- **Task description**
Write out the entire listing below exactly as it appears, minus any pictures.

- **Records supplied**
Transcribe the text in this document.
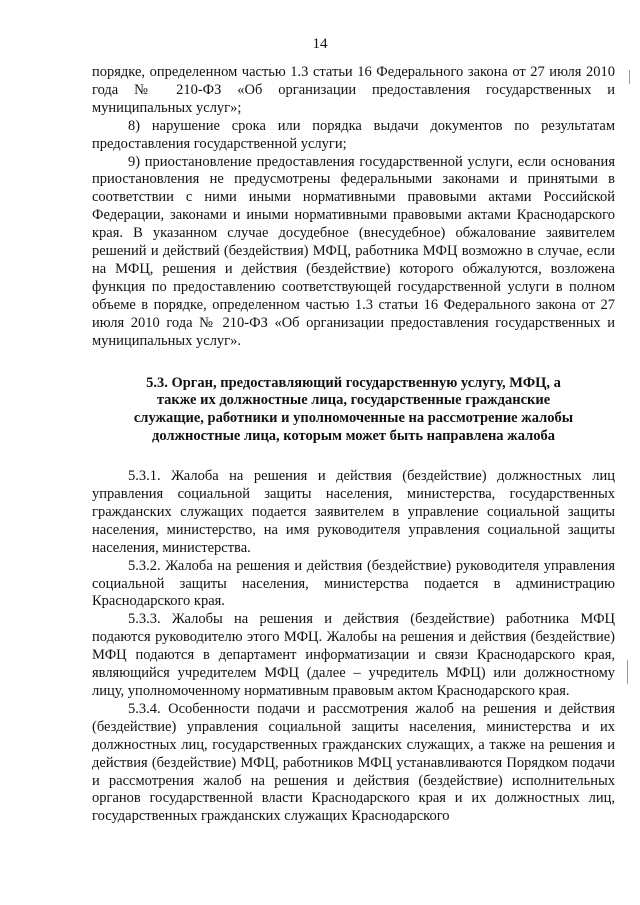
14

порядке, определенном частью 1.3 статьи 16 Федерального закона от 27 июля 2010 года № 210-ФЗ «Об организации предоставления государственных и муниципальных услуг»;

8) нарушение срока или порядка выдачи документов по результатам предоставления государственной услуги;

9) приостановление предоставления государственной услуги, если основания приостановления не предусмотрены федеральными законами и принятыми в соответствии с ними иными нормативными правовыми актами Российской Федерации, законами и иными нормативными правовыми актами Краснодарского края. В указанном случае досудебное (внесудебное) обжалование заявителем решений и действий (бездействия) МФЦ, работника МФЦ возможно в случае, если на МФЦ, решения и действия (бездействие) которого обжалуются, возложена функция по предоставлению соответствующей государственной услуги в полном объеме в порядке, определенном частью 1.3 статьи 16 Федерального закона от 27 июля 2010 года № 210-ФЗ «Об организации предоставления государственных и муниципальных услуг».

5.3. Орган, предоставляющий государственную услугу, МФЦ, а также их должностные лица, государственные гражданские служащие, работники и уполномоченные на рассмотрение жалобы должностные лица, которым может быть направлена жалоба

5.3.1. Жалоба на решения и действия (бездействие) должностных лиц управления социальной защиты населения, министерства, государственных гражданских служащих подается заявителем в управление социальной защиты населения, министерство, на имя руководителя управления социальной защиты населения, министерства.

5.3.2. Жалоба на решения и действия (бездействие) руководителя управления социальной защиты населения, министерства подается в администрацию Краснодарского края.

5.3.3. Жалобы на решения и действия (бездействие) работника МФЦ подаются руководителю этого МФЦ. Жалобы на решения и действия (бездействие) МФЦ подаются в департамент информатизации и связи Краснодарского края, являющийся учредителем МФЦ (далее – учредитель МФЦ) или должностному лицу, уполномоченному нормативным правовым актом Краснодарского края.

5.3.4. Особенности подачи и рассмотрения жалоб на решения и действия (бездействие) управления социальной защиты населения, министерства и их должностных лиц, государственных гражданских служащих, а также на решения и действия (бездействие) МФЦ, работников МФЦ устанавливаются Порядком подачи и рассмотрения жалоб на решения и действия (бездействие) исполнительных органов государственной власти Краснодарского края и их должностных лиц, государственных гражданских служащих Краснодарского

- **The result**
Transcribe the text in this document.
14

порядке, определенном частью 1.3 статьи 16 Федерального закона от 27 июля 2010 года № 210-ФЗ «Об организации предоставления государственных и муниципальных услуг»;

8) нарушение срока или порядка выдачи документов по результатам предоставления государственной услуги;

9) приостановление предоставления государственной услуги, если основания приостановления не предусмотрены федеральными законами и принятыми в соответствии с ними иными нормативными правовыми актами Российской Федерации, законами и иными нормативными правовыми актами Краснодарского края. В указанном случае досудебное (внесудебное) обжалование заявителем решений и действий (бездействия) МФЦ, работника МФЦ возможно в случае, если на МФЦ, решения и действия (бездействие) которого обжалуются, возложена функция по предоставлению соответствующей государственной услуги в полном объеме в порядке, определенном частью 1.3 статьи 16 Федерального закона от 27 июля 2010 года № 210-ФЗ «Об организации предоставления государственных и муниципальных услуг».

5.3. Орган, предоставляющий государственную услугу, МФЦ, а также их должностные лица, государственные гражданские служащие, работники и уполномоченные на рассмотрение жалобы должностные лица, которым может быть направлена жалоба

5.3.1. Жалоба на решения и действия (бездействие) должностных лиц управления социальной защиты населения, министерства, государственных гражданских служащих подается заявителем в управление социальной защиты населения, министерство, на имя руководителя управления социальной защиты населения, министерства.

5.3.2. Жалоба на решения и действия (бездействие) руководителя управления социальной защиты населения, министерства подается в администрацию Краснодарского края.

5.3.3. Жалобы на решения и действия (бездействие) работника МФЦ подаются руководителю этого МФЦ. Жалобы на решения и действия (бездействие) МФЦ подаются в департамент информатизации и связи Краснодарского края, являющийся учредителем МФЦ (далее – учредитель МФЦ) или должностному лицу, уполномоченному нормативным правовым актом Краснодарского края.

5.3.4. Особенности подачи и рассмотрения жалоб на решения и действия (бездействие) управления социальной защиты населения, министерства и их должностных лиц, государственных гражданских служащих, а также на решения и действия (бездействие) МФЦ, работников МФЦ устанавливаются Порядком подачи и рассмотрения жалоб на решения и действия (бездействие) исполнительных органов государственной власти Краснодарского края и их должностных лиц, государственных гражданских служащих Краснодарского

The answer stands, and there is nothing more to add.